◆ TASKS TO CARRY OUT ◆
- 1) Translate this sentence from the court order into Spanish: "The court must screen all civil actions brought by prisoners that relate to prison conditions and/or seek redress from a governmental entity, officer, or employee of a governmental entity."
- 2) Write out the part of the court order starting at "I. STATUTORY SCREENING" and ending at "U.S.C. § 1997e (c)(1).".

◆ PASSAGE PROVIDED ◆
IN THE UNITED STATES DISTRICT COURT FOR THE DISTRICT OF HAWAII


December 1, 2011

GERALD LEWIS AUSTIN, #A1076082, PLAINTIFF,
v.
MAIL ROOM [AT] HALAWA CORRECTIONAL FACILITY, WITNESS COUNSELOR MEGAN OWENS, DEFENDANTS.

The opinion of the court was delivered by: J. Michael Seabright United States District Judge

ORDER DISMISSING COMPLAINT

ORDER DISMISSING COMPLAINT AND ACTION

Before the court is pro se Plaintiff Gerald Lewis Austin's prisoner civil rights complaint. Austin is incarcerated at the Halawa Correctional Facility ("HCF") and is proceeding in forma pauperis. ECF No. 4. Austin names the HCF Mailroom as the only defendant to this suit, alleging that his mail was improperly handled.*fn1 Austin's Complaint is DISMISSED for failure to state a claim, pursuant to 28 U.S.C. §§ 1915(e)(2) and 1915(A)(b)(1). /

I. STATUTORY SCREENING

The court must screen all civil actions brought by prisoners that relate to prison conditions and/or seek redress from a governmental entity, officer, or employee of a governmental entity. 28 U.S.C. § 1915A(a). The court must dismiss a complaint or portion thereof if its claims are legally frivolous or malicious, fail to state a claim on which relief may be granted, or seek monetary relief from a defendant who is immune from such relief. 28 U.S.C. § 1915(e)(2); 28 U.S.C. § 1915A(b); 42 U.S.C. § 1997e (c)(1).

A complaint may be dismissed as a matter of law for failure to state a claim for (1) lack of a cognizable legal theory; or (2) insufficient facts under a cognizable legal theory. Balistreri v. Pacifica Police Dep't, 901 F.2d 696, 699 (9th Cir. 1990). To state a claim, a pleading must contain a "short and plain statement of the claim showing that the pleader is entitled to relief." Fed. R. Civ. P. 8(a)(2). While Rule 8 does not demand detailed factual allegations, "it demands more than an unadorned, the-defendant-unlawfully-harmed-me accusation." Ashcroft v. Iqbal, 556 U.S. 662, ---, 129 S. Ct. 1937, 1949 (2009). "Threadbare recitals of the elements of a cause of action, supported by mere conclusory statements, do not suffice." Id.

"[A] complaint must contain sufficient factual matter, accepted as true, to 'state a claim to relief that is plausible on its face.'" Id. (quoting Bell Atlantic Corp. v. Twombly, 550 U.S. 544, 570 (2007)). A claim is plausible "when the plaintiff pleads factual content that allows the court to draw the reasonable inference that the defendant is liable for the misconduct alleged." Id. "Determining whether a complaint states a plausible claim for relief [is] . . . a context-specific task that requires the reviewing court to draw on its judicial experience and common sense." Id. at 1950. Thus, although a plaintiff's specific factual allegations may be consistent with a constitutional claim, a court must assess whether there are other "more likely explanations" for a defendant's conduct. Id. at 1951.

◆ RECORDED DATA ◆
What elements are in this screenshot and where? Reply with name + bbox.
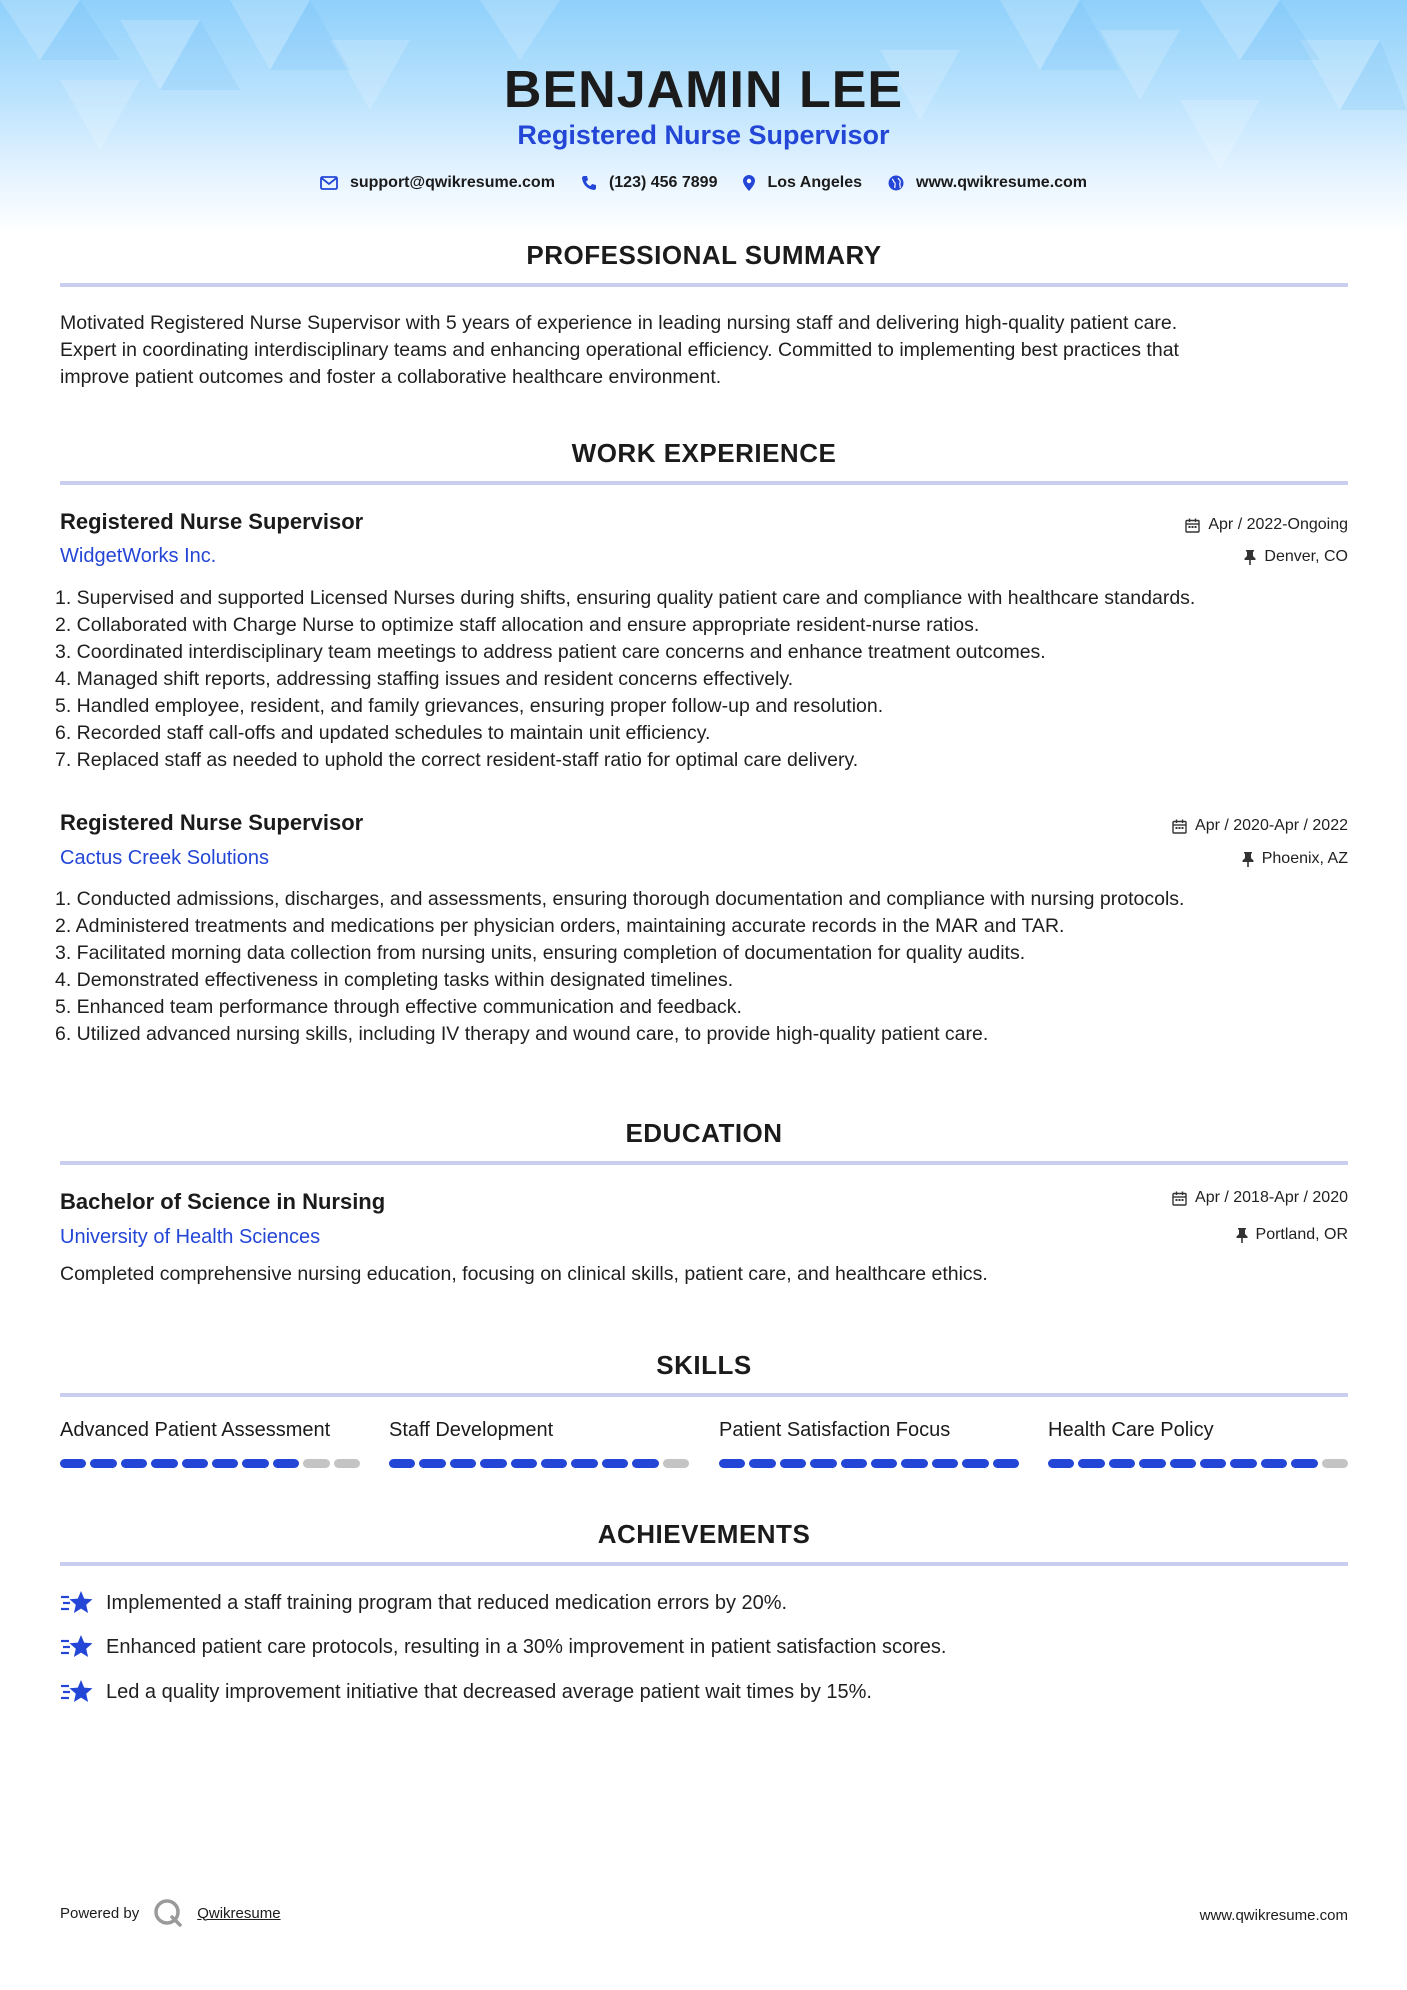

◆ SOLUTIONS TO EACH TASK ◆
- 1) El tribunal debe examinar todas las acciones civiles interpuestas por reclusos que se relacionen con las condiciones penitenciarias y/o que busquen reparación de una entidad gubernamental, de un funcionario o de un empleado de una entidad gubernamental.

- 2)
I. STATUTORY SCREENING

The court must screen all civil actions brought by prisoners that relate to prison conditions and/or seek redress from a governmental entity, officer, or employee of a governmental entity. 28 U.S.C. § 1915A(a). The court must dismiss a complaint or portion thereof if its claims are legally frivolous or malicious, fail to state a claim on which relief may be granted, or seek monetary relief from a defendant who is immune from such relief. 28 U.S.C. § 1915(e)(2); 28 U.S.C. § 1915A(b); 42 U.S.C. § 1997e (c)(1).